#### Source passage
SAWHET v1 proved a valuable research and teaching tool but was not scalable. It used proprietary web services licensed to our home institution, and required significant Java programming skills. To share SAWHET with others we needed a more nimble framework.

 

SAWHET v2.0

SAWHET v2.0 is an open-source R Shiny application that we and other users can modify or expand easily. Version 2.0.0 provides the report collection web form and basic content validation.

Other users can install a fully functional copy of SAWHET in about 1 hour. Course numbers, instructors, and help tools are modified by changing the plain text files that contain the data. Full instructions are in the Deployment Guide.


Our Resources

Resources Links
  Current version (v 2.0) on ShinyApps.io   Web page
  Minimum viable version of SAWHET v2.0   Web page
  Code for R Shiny package (released under GNU GPLv3 license.)   GitHub repository
  Deployment Guide   R/MD file
  DOCX file

 

Looking Ahead

We are recruiting collaborators with experience writing R Shiny applications to help us expand SAWHET's capabilities. These are a few of the potential screening functions that can be added to the core report collector framework. Items marked "*" have been implemented already; as new functions are added, we will update the demo version of the app and release updated code to GitHub.

  Types of Checks   Examples
   Binary (yes/no) checks
  • Are all the required text sections present?*
  • Are there images (figures, tables)?
  Count checks
  • Is the "X" section at least "#" words long?*
  • Are there at least "#" citations? (partial)
  Rules- &  REGEX-
  based checks
  • Do the introduction and discussion sections have citations?*
  • Are the citations formatted correctly?
  • Is there a statement of the central hypothesis in the introduction?
  • Are the methods in a narrative format or bulleted list format?
  • Are statistical results summarized correctly?
  Comparison checks
  • Are any 4-5 word phrases in this report also present in other reports in the data archive?
########
#### Source material
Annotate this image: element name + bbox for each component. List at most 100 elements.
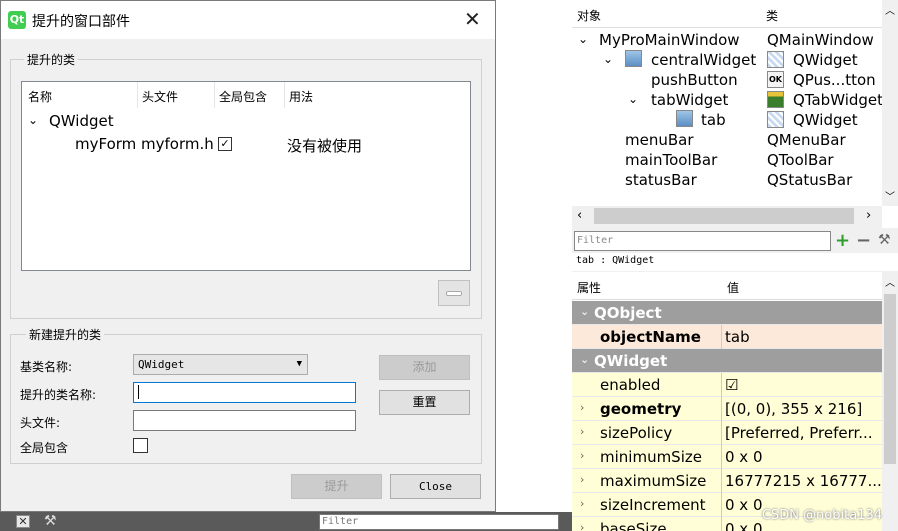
########
Problems and tasks.
A. Write out the SAWHET passage word for word, starting with "Types of Checks" and going on through "in the introduction?".
B. Write what comes next in the SAWHET passage, picking up after its final line.

Results of the exercise.
A.
Types of Checks   Examples
   Binary (yes/no) checks
  • Are all the required text sections present?*
  • Are there images (figures, tables)?
  Count checks
  • Is the "X" section at least "#" words long?*
  • Are there at least "#" citations? (partial)
  Rules- &  REGEX-
  based checks
  • Do the introduction and discussion sections have citations?*
  • Are the citations formatted correctly?
  • Is there a statement of the central hypothesis in the introduction?

B.
  • Are any words in the master vocabulary list misspelled?
  NLP checks
  • At what reading level is the report written?
  • How many noun phrases are present?

 

If you have suggestions for other functions to add to SAWHET v2.0, please share those idea in the Comments. Check the list of To Do items in the automated support sub-project, and let us know if you want to take on one or more items.

We also are interested in exploring two educational research questions related to automated feedback.

  • How well does automated text analysis support student learning? Can it extend what instructors do beyond current capabilities, or does it only replicate what instructors already do?
  • Students claim to want more opportunities for feedback and revision, but do they actually act on automated feedback?  

 


Where to Learn More

Introduction to R Shiny Applications and Development  

  1. Building Web Applications with Shiny
  2. Resources for Learning Shiny App Development
  3. Mastering Shiny, by Hadley Wickham

 

R Packages for Text Mining and NLP

Package documentation provides some general background on text mining methods. All of these packages are compatible with R Shiny.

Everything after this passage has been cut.